§ Materials provided

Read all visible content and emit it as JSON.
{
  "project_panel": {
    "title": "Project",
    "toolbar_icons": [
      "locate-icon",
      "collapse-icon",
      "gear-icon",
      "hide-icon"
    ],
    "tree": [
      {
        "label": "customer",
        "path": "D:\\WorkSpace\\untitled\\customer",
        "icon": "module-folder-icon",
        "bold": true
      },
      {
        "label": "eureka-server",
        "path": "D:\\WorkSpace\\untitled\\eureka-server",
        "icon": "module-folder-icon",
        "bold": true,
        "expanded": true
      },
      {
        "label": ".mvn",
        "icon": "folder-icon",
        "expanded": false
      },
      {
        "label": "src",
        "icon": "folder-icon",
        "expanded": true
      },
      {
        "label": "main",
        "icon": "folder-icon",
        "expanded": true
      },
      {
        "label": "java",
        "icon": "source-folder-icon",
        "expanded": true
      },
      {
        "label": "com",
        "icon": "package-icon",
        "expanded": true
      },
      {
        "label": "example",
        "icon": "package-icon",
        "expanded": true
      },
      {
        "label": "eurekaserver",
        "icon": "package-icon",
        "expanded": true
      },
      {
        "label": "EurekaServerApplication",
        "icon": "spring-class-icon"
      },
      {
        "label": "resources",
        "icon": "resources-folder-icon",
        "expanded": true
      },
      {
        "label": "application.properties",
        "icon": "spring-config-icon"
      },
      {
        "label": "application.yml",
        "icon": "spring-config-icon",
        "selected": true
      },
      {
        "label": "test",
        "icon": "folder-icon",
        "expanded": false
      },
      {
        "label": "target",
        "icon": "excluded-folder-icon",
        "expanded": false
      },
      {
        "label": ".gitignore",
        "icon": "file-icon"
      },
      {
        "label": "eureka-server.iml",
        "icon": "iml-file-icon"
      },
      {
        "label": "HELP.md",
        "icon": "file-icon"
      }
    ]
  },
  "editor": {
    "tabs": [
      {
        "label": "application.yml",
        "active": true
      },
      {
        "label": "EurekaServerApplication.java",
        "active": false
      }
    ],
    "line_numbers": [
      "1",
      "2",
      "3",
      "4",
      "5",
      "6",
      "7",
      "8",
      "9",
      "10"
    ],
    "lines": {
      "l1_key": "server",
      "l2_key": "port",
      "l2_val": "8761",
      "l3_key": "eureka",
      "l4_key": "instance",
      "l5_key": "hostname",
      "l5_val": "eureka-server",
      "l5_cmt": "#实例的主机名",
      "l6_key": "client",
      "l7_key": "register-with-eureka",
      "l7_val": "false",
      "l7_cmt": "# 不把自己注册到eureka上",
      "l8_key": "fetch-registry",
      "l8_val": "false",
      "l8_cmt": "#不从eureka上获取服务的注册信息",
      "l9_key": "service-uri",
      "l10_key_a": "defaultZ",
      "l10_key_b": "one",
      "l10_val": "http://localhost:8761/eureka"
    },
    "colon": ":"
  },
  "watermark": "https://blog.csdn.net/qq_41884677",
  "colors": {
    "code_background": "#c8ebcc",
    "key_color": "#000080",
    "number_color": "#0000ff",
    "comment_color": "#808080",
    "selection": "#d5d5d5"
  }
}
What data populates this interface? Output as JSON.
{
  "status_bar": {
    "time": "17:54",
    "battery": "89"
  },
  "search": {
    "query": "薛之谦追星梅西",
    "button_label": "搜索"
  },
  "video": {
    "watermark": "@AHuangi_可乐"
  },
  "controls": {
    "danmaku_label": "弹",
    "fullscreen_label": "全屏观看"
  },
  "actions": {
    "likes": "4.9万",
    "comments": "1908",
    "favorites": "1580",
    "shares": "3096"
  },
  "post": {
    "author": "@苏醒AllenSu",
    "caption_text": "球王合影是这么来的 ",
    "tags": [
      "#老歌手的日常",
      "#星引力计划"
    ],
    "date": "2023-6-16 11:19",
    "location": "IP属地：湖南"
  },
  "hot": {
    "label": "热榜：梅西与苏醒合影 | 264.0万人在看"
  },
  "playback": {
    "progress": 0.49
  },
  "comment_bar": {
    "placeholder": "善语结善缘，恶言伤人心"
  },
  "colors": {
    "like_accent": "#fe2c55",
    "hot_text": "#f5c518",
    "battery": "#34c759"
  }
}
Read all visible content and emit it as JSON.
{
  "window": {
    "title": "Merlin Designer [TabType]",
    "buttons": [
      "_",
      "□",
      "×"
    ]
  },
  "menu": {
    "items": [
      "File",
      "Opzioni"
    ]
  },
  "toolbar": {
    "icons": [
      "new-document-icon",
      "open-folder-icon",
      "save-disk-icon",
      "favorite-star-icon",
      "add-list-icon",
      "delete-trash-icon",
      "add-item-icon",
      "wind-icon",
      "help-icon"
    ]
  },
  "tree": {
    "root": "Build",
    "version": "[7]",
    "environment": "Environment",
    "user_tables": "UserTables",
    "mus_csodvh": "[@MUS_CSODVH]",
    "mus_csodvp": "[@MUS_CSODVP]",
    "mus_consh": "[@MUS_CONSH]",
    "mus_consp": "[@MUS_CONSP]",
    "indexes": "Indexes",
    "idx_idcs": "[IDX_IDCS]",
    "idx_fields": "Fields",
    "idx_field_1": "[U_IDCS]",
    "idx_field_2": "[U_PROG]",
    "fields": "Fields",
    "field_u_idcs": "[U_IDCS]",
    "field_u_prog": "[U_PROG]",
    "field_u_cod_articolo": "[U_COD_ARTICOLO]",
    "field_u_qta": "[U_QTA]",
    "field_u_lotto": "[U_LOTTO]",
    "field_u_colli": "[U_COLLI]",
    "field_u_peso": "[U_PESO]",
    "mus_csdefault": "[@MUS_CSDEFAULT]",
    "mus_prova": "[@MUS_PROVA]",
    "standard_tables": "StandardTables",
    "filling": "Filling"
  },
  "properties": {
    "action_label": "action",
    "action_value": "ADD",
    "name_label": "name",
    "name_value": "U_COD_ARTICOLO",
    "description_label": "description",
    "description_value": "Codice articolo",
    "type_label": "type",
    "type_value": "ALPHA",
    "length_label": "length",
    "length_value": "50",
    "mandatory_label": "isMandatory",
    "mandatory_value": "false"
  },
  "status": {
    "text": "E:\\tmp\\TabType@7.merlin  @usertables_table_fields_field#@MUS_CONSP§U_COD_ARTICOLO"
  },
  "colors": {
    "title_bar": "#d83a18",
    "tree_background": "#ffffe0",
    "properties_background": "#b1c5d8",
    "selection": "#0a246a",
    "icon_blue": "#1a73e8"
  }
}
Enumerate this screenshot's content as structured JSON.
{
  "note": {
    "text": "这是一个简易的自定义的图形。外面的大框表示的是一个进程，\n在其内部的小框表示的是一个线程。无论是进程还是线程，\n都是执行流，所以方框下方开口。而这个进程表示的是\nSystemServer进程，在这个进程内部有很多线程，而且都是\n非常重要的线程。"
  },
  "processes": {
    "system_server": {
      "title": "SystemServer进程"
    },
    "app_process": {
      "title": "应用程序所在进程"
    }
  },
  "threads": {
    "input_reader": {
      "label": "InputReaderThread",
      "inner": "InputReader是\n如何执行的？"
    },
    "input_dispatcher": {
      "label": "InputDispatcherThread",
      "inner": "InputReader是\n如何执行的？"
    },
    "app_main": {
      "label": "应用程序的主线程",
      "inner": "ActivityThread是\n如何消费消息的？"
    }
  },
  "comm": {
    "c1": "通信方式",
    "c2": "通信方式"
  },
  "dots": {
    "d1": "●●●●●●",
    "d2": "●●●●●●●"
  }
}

§ Stated problem
In the listing above, count each line that holds the string "TabType". Give the number only.

§ Full output
2